■ PROVIDED INFORMATION

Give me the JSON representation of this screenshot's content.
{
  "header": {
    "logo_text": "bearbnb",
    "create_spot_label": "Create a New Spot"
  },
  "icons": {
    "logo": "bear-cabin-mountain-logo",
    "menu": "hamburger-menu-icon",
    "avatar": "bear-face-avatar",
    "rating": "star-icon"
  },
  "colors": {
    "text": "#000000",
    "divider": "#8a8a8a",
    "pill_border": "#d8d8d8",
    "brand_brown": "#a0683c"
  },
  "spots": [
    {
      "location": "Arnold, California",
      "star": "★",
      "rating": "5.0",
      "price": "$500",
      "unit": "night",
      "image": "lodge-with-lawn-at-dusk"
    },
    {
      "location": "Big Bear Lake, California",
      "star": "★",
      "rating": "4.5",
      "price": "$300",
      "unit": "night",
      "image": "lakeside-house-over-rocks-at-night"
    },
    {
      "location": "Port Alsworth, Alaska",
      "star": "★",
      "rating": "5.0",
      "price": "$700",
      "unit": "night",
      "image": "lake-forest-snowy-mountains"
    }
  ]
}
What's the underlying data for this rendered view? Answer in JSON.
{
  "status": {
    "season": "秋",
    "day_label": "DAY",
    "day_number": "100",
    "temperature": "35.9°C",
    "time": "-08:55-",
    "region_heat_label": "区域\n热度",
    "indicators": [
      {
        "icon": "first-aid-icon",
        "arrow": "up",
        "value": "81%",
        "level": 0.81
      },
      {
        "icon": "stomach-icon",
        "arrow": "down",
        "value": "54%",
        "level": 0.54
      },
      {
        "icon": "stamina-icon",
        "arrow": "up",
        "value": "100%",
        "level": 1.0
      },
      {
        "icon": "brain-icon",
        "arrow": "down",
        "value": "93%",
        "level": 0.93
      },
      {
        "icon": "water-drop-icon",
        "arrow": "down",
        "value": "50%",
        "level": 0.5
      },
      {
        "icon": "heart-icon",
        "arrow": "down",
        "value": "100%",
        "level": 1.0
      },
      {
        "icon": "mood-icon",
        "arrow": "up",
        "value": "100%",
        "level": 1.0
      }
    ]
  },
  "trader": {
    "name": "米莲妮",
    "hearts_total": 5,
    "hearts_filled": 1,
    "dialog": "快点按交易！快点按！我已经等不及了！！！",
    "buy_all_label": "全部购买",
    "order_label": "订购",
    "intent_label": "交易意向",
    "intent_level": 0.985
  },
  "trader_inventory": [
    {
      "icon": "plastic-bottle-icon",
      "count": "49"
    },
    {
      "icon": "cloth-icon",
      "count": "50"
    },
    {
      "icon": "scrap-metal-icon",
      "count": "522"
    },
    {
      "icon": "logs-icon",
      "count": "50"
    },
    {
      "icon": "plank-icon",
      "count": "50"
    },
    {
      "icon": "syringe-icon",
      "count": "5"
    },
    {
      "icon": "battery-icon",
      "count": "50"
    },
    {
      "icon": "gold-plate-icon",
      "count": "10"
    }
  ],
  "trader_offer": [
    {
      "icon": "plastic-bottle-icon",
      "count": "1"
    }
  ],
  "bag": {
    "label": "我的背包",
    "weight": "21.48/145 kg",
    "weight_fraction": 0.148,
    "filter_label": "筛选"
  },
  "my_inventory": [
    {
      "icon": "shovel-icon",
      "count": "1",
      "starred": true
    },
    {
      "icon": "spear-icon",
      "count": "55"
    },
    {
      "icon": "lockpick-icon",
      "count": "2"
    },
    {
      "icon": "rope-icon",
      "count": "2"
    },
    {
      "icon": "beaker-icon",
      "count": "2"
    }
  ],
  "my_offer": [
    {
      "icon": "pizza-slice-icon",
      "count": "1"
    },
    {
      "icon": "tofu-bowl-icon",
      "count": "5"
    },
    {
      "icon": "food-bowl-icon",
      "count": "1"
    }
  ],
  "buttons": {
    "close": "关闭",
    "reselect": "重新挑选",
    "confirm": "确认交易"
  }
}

■ EXERCISE GOAL
Pick out each line containing the string "location" and copy it.

■ EXPECTED ANSWER
      "location": "Arnold, California",
      "location": "Big Bear Lake, California",
      "location": "Port Alsworth, Alaska",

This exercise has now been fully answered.